**Exercise instructions**: Output the entries verbatim, including every line.

★ ★ ★ ★ ★

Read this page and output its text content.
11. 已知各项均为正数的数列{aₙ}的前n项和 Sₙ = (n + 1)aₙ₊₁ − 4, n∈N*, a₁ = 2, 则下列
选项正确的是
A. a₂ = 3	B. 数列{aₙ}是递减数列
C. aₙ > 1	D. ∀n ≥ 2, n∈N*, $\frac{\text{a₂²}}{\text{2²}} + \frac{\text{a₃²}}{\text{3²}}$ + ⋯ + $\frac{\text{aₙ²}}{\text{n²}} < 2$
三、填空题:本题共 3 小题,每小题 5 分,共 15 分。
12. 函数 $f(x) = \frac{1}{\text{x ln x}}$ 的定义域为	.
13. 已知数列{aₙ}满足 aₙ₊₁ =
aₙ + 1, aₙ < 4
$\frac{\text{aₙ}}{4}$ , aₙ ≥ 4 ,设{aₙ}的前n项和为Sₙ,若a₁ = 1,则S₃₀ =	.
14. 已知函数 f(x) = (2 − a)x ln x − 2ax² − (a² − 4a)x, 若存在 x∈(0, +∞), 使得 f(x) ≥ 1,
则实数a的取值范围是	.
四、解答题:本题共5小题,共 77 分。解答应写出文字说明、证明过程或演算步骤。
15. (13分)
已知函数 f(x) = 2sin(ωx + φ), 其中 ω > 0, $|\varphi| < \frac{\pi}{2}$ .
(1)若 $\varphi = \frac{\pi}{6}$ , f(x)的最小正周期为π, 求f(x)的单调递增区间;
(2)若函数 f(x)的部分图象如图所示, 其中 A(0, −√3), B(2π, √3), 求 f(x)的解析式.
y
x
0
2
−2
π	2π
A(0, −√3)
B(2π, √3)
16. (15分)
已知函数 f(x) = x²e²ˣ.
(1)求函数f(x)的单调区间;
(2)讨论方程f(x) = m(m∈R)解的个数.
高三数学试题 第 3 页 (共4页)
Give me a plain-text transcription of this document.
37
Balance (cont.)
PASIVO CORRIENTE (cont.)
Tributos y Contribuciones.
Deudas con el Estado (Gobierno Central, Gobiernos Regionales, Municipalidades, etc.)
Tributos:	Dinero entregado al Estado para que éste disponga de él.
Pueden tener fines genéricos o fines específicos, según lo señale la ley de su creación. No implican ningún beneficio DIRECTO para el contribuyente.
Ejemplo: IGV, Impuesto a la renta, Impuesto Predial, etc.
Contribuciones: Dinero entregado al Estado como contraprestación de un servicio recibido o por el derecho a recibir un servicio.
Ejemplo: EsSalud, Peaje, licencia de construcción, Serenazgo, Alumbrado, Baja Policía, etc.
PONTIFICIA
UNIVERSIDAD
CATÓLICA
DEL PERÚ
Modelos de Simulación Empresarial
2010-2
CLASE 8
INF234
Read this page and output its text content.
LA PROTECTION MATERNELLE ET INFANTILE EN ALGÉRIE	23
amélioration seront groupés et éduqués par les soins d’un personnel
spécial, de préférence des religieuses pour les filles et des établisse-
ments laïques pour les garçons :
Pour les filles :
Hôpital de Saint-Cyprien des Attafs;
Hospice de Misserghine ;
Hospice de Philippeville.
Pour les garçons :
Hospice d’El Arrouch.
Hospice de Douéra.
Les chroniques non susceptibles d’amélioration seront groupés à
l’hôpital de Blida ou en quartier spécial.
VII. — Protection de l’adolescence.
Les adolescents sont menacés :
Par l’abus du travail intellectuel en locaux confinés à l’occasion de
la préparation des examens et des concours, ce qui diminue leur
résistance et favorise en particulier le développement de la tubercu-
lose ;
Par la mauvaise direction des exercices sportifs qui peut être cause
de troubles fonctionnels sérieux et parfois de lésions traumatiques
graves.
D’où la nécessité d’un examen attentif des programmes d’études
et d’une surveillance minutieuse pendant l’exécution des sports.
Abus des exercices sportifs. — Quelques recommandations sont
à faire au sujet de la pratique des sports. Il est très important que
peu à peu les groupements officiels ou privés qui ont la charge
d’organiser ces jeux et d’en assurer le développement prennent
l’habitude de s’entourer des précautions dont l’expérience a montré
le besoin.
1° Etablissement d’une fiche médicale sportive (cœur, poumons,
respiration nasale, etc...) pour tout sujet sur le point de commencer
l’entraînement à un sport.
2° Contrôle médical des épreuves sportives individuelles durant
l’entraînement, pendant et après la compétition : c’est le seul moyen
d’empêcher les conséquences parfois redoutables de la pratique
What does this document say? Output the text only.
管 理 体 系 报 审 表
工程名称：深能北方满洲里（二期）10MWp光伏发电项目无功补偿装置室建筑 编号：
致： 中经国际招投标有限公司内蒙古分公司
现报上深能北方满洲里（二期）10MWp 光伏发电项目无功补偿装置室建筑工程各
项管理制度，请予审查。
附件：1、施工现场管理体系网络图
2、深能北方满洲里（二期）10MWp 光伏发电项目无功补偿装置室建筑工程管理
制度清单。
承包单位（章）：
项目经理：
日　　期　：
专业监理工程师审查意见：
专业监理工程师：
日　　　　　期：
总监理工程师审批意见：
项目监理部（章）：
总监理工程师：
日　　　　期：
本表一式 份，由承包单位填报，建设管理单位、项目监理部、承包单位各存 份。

★ ★ ★ ★ ★

**The reply**:
Read this page and output its text content.
11. 已知各项均为正数的数列{aₙ}的前n项和 Sₙ = (n + 1)aₙ₊₁ − 4, n∈N*, a₁ = 2, 则下列
选项正确的是
A. a₂ = 3	B. 数列{aₙ}是递减数列
C. aₙ > 1	D. ∀n ≥ 2, n∈N*, $\frac{\text{a₂²}}{\text{2²}} + \frac{\text{a₃²}}{\text{3²}}$ + ⋯ + $\frac{\text{aₙ²}}{\text{n²}} < 2$
三、填空题:本题共 3 小题,每小题 5 分,共 15 分。
12. 函数 $f(x) = \frac{1}{\text{x ln x}}$ 的定义域为	.
13. 已知数列{aₙ}满足 aₙ₊₁ =
aₙ + 1, aₙ < 4
$\frac{\text{aₙ}}{4}$ , aₙ ≥ 4 ,设{aₙ}的前n项和为Sₙ,若a₁ = 1,则S₃₀ =	.
14. 已知函数 f(x) = (2 − a)x ln x − 2ax² − (a² − 4a)x, 若存在 x∈(0, +∞), 使得 f(x) ≥ 1,
则实数a的取值范围是	.
四、解答题:本题共5小题,共 77 分。解答应写出文字说明、证明过程或演算步骤。
15. (13分)
已知函数 f(x) = 2sin(ωx + φ), 其中 ω > 0, $|\varphi| < \frac{\pi}{2}$ .
(1)若 $\varphi = \frac{\pi}{6}$ , f(x)的最小正周期为π, 求f(x)的单调递增区间;
(2)若函数 f(x)的部分图象如图所示, 其中 A(0, −√3), B(2π, √3), 求 f(x)的解析式.
y
x
0
2
−2
π	2π
A(0, −√3)
B(2π, √3)
16. (15分)
已知函数 f(x) = x²e²ˣ.
(1)求函数f(x)的单调区间;
(2)讨论方程f(x) = m(m∈R)解的个数.
高三数学试题 第 3 页 (共4页)
Give me a plain-text transcription of this document.
37
Balance (cont.)
PASIVO CORRIENTE (cont.)
Tributos y Contribuciones.
Deudas con el Estado (Gobierno Central, Gobiernos Regionales, Municipalidades, etc.)
Tributos:	Dinero entregado al Estado para que éste disponga de él.
Pueden tener fines genéricos o fines específicos, según lo señale la ley de su creación. No implican ningún beneficio DIRECTO para el contribuyente.
Ejemplo: IGV, Impuesto a la renta, Impuesto Predial, etc.
Contribuciones: Dinero entregado al Estado como contraprestación de un servicio recibido o por el derecho a recibir un servicio.
Ejemplo: EsSalud, Peaje, licencia de construcción, Serenazgo, Alumbrado, Baja Policía, etc.
PONTIFICIA
UNIVERSIDAD
CATÓLICA
DEL PERÚ
Modelos de Simulación Empresarial
2010-2
CLASE 8
INF234
Read this page and output its text content.
LA PROTECTION MATERNELLE ET INFANTILE EN ALGÉRIE	23
amélioration seront groupés et éduqués par les soins d’un personnel
spécial, de préférence des religieuses pour les filles et des établisse-
ments laïques pour les garçons :
Pour les filles :
Hôpital de Saint-Cyprien des Attafs;
Hospice de Misserghine ;
Hospice de Philippeville.
Pour les garçons :
Hospice d’El Arrouch.
Hospice de Douéra.
Les chroniques non susceptibles d’amélioration seront groupés à
l’hôpital de Blida ou en quartier spécial.
VII. — Protection de l’adolescence.
Les adolescents sont menacés :
Par l’abus du travail intellectuel en locaux confinés à l’occasion de
la préparation des examens et des concours, ce qui diminue leur
résistance et favorise en particulier le développement de la tubercu-
lose ;
Par la mauvaise direction des exercices sportifs qui peut être cause
de troubles fonctionnels sérieux et parfois de lésions traumatiques
graves.
D’où la nécessité d’un examen attentif des programmes d’études
et d’une surveillance minutieuse pendant l’exécution des sports.
Abus des exercices sportifs. — Quelques recommandations sont
à faire au sujet de la pratique des sports. Il est très important que
peu à peu les groupements officiels ou privés qui ont la charge
d’organiser ces jeux et d’en assurer le développement prennent
l’habitude de s’entourer des précautions dont l’expérience a montré
le besoin.
1° Etablissement d’une fiche médicale sportive (cœur, poumons,
respiration nasale, etc...) pour tout sujet sur le point de commencer
l’entraînement à un sport.
2° Contrôle médical des épreuves sportives individuelles durant
l’entraînement, pendant et après la compétition : c’est le seul moyen
d’empêcher les conséquences parfois redoutables de la pratique
What does this document say? Output the text only.
管 理 体 系 报 审 表
工程名称：深能北方满洲里（二期）10MWp光伏发电项目无功补偿装置室建筑 编号：
致： 中经国际招投标有限公司内蒙古分公司
现报上深能北方满洲里（二期）10MWp 光伏发电项目无功补偿装置室建筑工程各
项管理制度，请予审查。
附件：1、施工现场管理体系网络图
2、深能北方满洲里（二期）10MWp 光伏发电项目无功补偿装置室建筑工程管理
制度清单。
承包单位（章）：
项目经理：
日　　期　：
专业监理工程师审查意见：
专业监理工程师：
日　　　　　期：
总监理工程师审批意见：
项目监理部（章）：
总监理工程师：
日　　　　期：
本表一式 份，由承包单位填报，建设管理单位、项目监理部、承包单位各存 份。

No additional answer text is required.